DATA ROWS
- - -
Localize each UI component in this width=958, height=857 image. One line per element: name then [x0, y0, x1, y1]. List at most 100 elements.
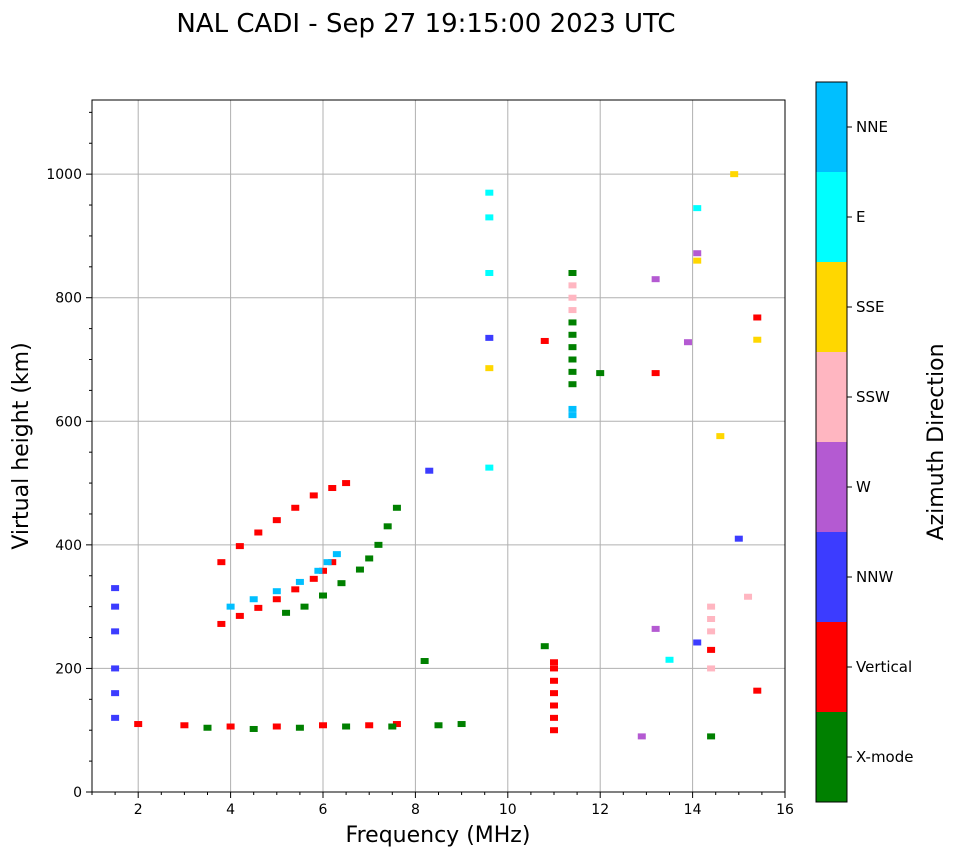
echo-mark	[568, 270, 577, 276]
y-tick-label: 400	[55, 538, 82, 554]
echo-mark	[568, 319, 577, 326]
y-tick-label: 0	[73, 785, 82, 801]
echo-mark	[744, 593, 753, 600]
echo-mark	[637, 733, 646, 740]
echo-mark	[693, 205, 702, 212]
echo-mark	[291, 586, 300, 593]
echo-mark	[111, 714, 120, 721]
echo-mark	[111, 585, 120, 592]
x-tick-label: 14	[684, 802, 702, 818]
echo-mark	[485, 334, 494, 341]
echo-mark	[753, 314, 762, 321]
echo-mark	[249, 725, 258, 732]
colorbar-segment	[816, 442, 847, 532]
x-tick-label: 10	[499, 802, 517, 818]
echo-mark	[291, 504, 300, 511]
echo-mark	[314, 567, 323, 574]
echo-mark	[485, 189, 494, 196]
colorbar-segment	[816, 532, 847, 622]
echo-mark	[550, 690, 558, 697]
echo-mark	[392, 504, 401, 511]
echo-mark	[319, 592, 327, 599]
echo-mark	[319, 722, 327, 729]
echo-mark	[707, 733, 716, 740]
echo-mark	[235, 612, 244, 619]
echo-mark	[254, 529, 263, 536]
echo-mark	[683, 339, 692, 346]
echo-mark	[249, 596, 258, 603]
echo-mark	[707, 665, 716, 672]
echo-mark	[420, 658, 429, 665]
x-tick-label: 4	[226, 802, 235, 818]
colorbar-tick-label: E	[856, 208, 865, 226]
echo-mark	[272, 588, 281, 595]
echo-mark	[693, 250, 702, 257]
echo-mark	[568, 331, 577, 338]
colorbar-label: Azimuth Direction	[924, 343, 949, 540]
echo-mark	[707, 603, 716, 610]
echo-mark	[730, 171, 739, 178]
y-tick-label: 200	[55, 661, 82, 677]
echo-mark	[651, 370, 660, 377]
echo-mark	[226, 723, 235, 730]
echo-mark	[716, 433, 725, 440]
colorbar-tick-label: SSE	[856, 298, 885, 316]
echo-mark	[707, 646, 716, 653]
echo-mark	[272, 723, 281, 730]
echo-mark	[309, 575, 318, 582]
axis-ticks: 2 4 6 8 10 12 14 16 0 200 400 600 800 1000	[46, 111, 794, 818]
plot-frame	[91, 99, 786, 793]
echo-mark	[374, 541, 383, 548]
x-axis-label: Frequency (MHz)	[346, 823, 531, 848]
echo-mark	[651, 625, 660, 632]
echo-mark	[550, 702, 558, 709]
echo-mark	[434, 722, 443, 729]
x-tick-label: 6	[319, 802, 328, 818]
echo-mark	[568, 356, 577, 363]
echo-mark	[365, 722, 374, 729]
echo-mark	[707, 616, 716, 622]
colorbar-segment	[816, 172, 847, 262]
echo-mark	[272, 517, 281, 524]
echo-mark	[235, 543, 244, 550]
x-tick-label: 12	[591, 802, 609, 818]
echo-mark	[568, 344, 577, 351]
echo-mark	[111, 628, 120, 635]
echo-mark	[485, 270, 494, 276]
echo-mark	[355, 566, 364, 573]
echo-mark	[707, 628, 716, 635]
echo-mark	[203, 724, 212, 731]
x-tick-label: 8	[411, 802, 420, 818]
echo-mark	[540, 337, 549, 344]
echo-mark	[550, 659, 558, 666]
echo-mark	[111, 603, 120, 610]
echo-mark	[693, 257, 702, 264]
colorbar-tick-label: X-mode	[856, 748, 913, 766]
echo-mark	[319, 567, 327, 574]
echo-mark	[365, 555, 374, 562]
echo-mark	[568, 307, 577, 314]
echo-mark	[342, 480, 351, 487]
grid-lines	[92, 100, 785, 792]
y-tick-label: 1000	[46, 167, 82, 183]
echo-mark	[665, 656, 674, 663]
colorbar-segment	[816, 622, 847, 712]
echo-mark	[217, 620, 226, 627]
echo-mark	[596, 370, 605, 377]
colorbar-segment	[816, 82, 847, 172]
echo-mark	[226, 603, 235, 610]
echo-mark	[485, 365, 494, 372]
echo-mark	[540, 643, 549, 650]
echo-mark	[568, 282, 577, 289]
colorbar-segment	[816, 352, 847, 442]
echo-mark	[568, 412, 577, 419]
echo-mark	[332, 551, 341, 558]
echo-mark	[309, 492, 318, 499]
echo-mark	[568, 294, 577, 301]
echo-mark	[383, 523, 392, 530]
chart-title: NAL CADI - Sep 27 19:15:00 2023 UTC	[176, 9, 675, 39]
colorbar-tick-label: SSW	[856, 388, 890, 406]
colorbar-segment	[816, 262, 847, 352]
echo-mark	[337, 580, 346, 587]
echo-mark	[734, 535, 743, 542]
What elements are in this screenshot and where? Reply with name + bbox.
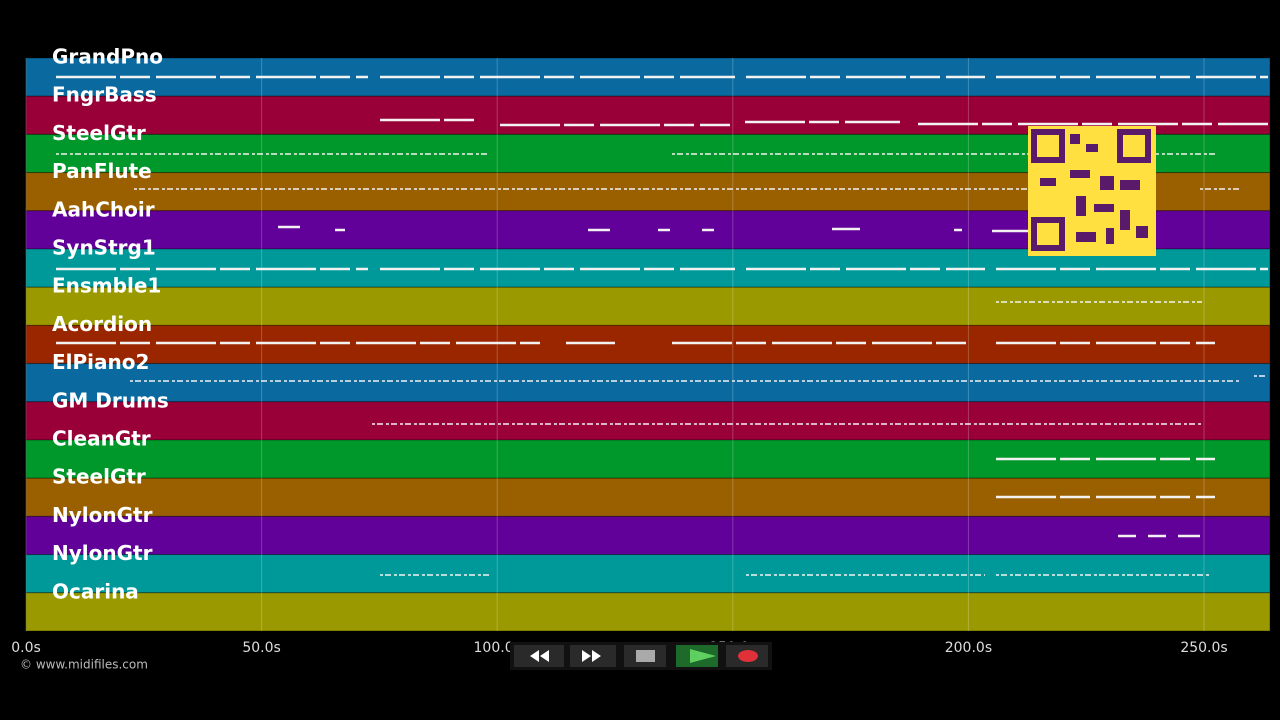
- - -
EXERCISE OBJECTIVE
Report how many lines of the items above contain the string "elements", giving only the number.

SOLVED PROBLEM
2